## start
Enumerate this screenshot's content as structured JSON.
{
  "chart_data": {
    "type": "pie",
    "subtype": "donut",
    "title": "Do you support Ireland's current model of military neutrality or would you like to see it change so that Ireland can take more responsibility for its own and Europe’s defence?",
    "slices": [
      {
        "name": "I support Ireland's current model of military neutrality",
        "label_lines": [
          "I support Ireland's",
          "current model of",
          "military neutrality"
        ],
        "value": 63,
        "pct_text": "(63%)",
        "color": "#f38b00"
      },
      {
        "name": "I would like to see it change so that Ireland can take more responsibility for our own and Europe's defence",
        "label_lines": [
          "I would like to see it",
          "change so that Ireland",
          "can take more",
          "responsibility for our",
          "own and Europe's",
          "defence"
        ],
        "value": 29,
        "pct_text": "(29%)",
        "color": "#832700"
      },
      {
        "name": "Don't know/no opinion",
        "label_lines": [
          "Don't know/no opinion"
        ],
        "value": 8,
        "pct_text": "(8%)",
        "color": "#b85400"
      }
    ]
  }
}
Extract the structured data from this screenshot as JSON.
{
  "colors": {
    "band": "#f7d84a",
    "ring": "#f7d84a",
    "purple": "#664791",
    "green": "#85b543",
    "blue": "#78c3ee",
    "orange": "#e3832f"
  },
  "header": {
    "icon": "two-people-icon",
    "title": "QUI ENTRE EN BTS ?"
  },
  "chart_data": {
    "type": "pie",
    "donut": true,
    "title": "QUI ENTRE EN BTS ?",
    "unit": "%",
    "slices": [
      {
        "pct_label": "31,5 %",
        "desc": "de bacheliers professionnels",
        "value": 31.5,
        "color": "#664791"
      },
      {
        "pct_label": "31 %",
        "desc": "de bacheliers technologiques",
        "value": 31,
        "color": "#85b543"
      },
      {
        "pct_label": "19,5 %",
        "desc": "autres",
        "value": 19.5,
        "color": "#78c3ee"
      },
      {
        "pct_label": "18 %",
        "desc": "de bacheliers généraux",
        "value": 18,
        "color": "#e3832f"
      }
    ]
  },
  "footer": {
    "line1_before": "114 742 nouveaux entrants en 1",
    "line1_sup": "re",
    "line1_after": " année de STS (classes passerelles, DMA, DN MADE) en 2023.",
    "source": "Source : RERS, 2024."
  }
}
## end
- [PROMPT] Extract each line of the listing above, copying it word for word.

- [RESULT BELOW]
Enumerate this screenshot's content as structured JSON.
{
  "chart_data": {
    "type": "pie",
    "subtype": "donut",
    "title": "Do you support Ireland's current model of military neutrality or would you like to see it change so that Ireland can take more responsibility for its own and Europe’s defence?",
    "slices": [
      {
        "name": "I support Ireland's current model of military neutrality",
        "label_lines": [
          "I support Ireland's",
          "current model of",
          "military neutrality"
        ],
        "value": 63,
        "pct_text": "(63%)",
        "color": "#f38b00"
      },
      {
        "name": "I would like to see it change so that Ireland can take more responsibility for our own and Europe's defence",
        "label_lines": [
          "I would like to see it",
          "change so that Ireland",
          "can take more",
          "responsibility for our",
          "own and Europe's",
          "defence"
        ],
        "value": 29,
        "pct_text": "(29%)",
        "color": "#832700"
      },
      {
        "name": "Don't know/no opinion",
        "label_lines": [
          "Don't know/no opinion"
        ],
        "value": 8,
        "pct_text": "(8%)",
        "color": "#b85400"
      }
    ]
  }
}
Extract the structured data from this screenshot as JSON.
{
  "colors": {
    "band": "#f7d84a",
    "ring": "#f7d84a",
    "purple": "#664791",
    "green": "#85b543",
    "blue": "#78c3ee",
    "orange": "#e3832f"
  },
  "header": {
    "icon": "two-people-icon",
    "title": "QUI ENTRE EN BTS ?"
  },
  "chart_data": {
    "type": "pie",
    "donut": true,
    "title": "QUI ENTRE EN BTS ?",
    "unit": "%",
    "slices": [
      {
        "pct_label": "31,5 %",
        "desc": "de bacheliers professionnels",
        "value": 31.5,
        "color": "#664791"
      },
      {
        "pct_label": "31 %",
        "desc": "de bacheliers technologiques",
        "value": 31,
        "color": "#85b543"
      },
      {
        "pct_label": "19,5 %",
        "desc": "autres",
        "value": 19.5,
        "color": "#78c3ee"
      },
      {
        "pct_label": "18 %",
        "desc": "de bacheliers généraux",
        "value": 18,
        "color": "#e3832f"
      }
    ]
  },
  "footer": {
    "line1_before": "114 742 nouveaux entrants en 1",
    "line1_sup": "re",
    "line1_after": " année de STS (classes passerelles, DMA, DN MADE) en 2023.",
    "source": "Source : RERS, 2024."
  }
}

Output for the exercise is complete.